(Stored data entries):
....................

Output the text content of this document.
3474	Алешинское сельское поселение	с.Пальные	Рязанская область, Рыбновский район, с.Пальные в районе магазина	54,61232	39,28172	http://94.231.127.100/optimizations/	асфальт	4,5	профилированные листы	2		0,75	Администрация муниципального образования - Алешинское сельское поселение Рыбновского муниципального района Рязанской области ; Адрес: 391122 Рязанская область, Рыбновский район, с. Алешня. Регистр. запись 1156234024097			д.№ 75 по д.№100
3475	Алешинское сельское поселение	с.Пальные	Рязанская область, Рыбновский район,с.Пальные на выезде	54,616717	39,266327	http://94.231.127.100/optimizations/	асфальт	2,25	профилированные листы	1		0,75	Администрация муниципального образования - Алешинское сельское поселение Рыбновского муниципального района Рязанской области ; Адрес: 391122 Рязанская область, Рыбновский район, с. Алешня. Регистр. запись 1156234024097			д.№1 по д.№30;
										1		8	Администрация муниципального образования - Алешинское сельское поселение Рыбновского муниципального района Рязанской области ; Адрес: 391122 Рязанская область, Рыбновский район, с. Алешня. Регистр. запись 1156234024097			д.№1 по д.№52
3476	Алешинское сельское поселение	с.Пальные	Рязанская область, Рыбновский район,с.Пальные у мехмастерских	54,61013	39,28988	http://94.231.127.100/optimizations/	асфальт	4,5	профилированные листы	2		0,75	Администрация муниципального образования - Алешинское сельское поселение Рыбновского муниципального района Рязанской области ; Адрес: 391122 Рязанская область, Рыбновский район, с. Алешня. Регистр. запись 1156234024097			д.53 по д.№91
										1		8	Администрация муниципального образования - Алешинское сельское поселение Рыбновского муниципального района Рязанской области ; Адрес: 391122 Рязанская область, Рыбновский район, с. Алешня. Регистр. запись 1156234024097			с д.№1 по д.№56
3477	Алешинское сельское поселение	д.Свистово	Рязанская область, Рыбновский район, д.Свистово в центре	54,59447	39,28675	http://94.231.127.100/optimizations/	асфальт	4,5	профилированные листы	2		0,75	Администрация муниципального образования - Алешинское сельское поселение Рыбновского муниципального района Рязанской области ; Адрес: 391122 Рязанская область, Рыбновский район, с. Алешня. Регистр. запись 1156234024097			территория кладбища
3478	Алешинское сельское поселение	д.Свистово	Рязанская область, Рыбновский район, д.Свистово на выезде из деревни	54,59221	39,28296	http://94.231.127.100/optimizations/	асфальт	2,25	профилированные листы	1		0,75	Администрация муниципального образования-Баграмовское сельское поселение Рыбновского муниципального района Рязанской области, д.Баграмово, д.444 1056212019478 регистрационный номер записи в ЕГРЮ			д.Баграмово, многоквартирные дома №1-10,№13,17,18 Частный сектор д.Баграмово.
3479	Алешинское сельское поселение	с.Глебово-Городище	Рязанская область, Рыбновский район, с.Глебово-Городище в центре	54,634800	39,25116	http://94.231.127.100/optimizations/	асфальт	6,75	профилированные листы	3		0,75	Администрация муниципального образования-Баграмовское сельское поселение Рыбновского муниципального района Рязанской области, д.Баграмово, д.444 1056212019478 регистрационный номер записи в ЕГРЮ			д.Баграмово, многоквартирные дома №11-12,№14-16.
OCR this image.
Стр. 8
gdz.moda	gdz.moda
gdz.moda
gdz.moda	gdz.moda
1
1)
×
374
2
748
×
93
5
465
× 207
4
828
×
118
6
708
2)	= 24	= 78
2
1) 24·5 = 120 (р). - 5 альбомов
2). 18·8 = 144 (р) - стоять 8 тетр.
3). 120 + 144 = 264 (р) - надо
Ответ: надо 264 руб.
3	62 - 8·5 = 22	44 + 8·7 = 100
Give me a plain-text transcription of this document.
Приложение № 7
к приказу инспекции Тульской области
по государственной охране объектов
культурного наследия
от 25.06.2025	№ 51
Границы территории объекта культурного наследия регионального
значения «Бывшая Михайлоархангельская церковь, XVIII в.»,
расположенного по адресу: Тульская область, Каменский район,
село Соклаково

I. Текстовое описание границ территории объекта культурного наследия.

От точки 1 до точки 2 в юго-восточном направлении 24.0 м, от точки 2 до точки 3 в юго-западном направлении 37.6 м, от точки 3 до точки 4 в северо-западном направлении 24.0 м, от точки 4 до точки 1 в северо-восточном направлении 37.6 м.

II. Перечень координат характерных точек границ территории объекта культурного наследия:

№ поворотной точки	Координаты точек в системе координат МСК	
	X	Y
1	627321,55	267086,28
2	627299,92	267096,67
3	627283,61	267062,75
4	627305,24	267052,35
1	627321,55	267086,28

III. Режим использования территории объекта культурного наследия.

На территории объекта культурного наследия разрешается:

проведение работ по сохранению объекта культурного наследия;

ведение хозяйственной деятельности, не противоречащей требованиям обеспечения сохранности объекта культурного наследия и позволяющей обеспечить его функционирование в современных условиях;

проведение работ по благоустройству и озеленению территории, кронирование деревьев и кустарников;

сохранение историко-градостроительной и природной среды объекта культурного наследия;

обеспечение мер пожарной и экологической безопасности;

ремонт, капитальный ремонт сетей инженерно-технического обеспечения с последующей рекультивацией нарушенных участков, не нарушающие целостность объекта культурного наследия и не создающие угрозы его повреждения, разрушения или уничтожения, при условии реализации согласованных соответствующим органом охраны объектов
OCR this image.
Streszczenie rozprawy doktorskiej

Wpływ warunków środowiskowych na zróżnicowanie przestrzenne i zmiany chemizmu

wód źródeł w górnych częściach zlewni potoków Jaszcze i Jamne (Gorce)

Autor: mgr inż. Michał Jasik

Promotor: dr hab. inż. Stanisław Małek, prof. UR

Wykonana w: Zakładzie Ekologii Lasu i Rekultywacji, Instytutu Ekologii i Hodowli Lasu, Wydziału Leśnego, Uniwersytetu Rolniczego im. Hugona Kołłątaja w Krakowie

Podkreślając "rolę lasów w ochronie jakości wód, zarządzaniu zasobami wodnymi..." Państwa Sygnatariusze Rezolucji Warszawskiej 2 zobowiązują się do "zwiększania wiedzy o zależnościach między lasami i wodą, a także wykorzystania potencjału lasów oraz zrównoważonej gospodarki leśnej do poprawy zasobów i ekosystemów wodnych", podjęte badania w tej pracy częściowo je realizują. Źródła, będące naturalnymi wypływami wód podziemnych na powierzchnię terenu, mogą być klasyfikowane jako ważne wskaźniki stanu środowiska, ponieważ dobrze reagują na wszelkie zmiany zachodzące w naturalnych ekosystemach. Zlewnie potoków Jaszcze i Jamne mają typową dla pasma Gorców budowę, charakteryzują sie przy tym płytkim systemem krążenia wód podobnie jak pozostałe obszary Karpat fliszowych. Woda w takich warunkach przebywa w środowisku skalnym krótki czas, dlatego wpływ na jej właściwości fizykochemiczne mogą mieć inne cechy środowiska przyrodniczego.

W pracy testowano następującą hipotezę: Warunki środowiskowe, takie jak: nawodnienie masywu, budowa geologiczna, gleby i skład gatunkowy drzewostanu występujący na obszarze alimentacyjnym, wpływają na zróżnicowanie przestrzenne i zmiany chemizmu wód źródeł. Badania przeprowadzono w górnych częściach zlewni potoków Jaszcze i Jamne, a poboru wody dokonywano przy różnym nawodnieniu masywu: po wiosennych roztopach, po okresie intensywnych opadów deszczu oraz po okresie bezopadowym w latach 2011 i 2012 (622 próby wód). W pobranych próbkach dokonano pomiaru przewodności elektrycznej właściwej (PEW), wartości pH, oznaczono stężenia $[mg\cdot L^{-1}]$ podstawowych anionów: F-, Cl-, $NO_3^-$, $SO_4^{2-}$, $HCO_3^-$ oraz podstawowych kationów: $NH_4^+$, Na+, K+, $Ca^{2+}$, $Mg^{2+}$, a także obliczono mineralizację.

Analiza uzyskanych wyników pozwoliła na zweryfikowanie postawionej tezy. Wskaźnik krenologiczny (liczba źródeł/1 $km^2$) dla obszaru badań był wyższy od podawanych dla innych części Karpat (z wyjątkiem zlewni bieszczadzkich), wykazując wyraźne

....................

(Exercise description): Filter lines by "this" and return each hit.

(Answer in full):
Output the text content of this document.
OCR this image.
Give me a plain-text transcription of this document.
OCR this image.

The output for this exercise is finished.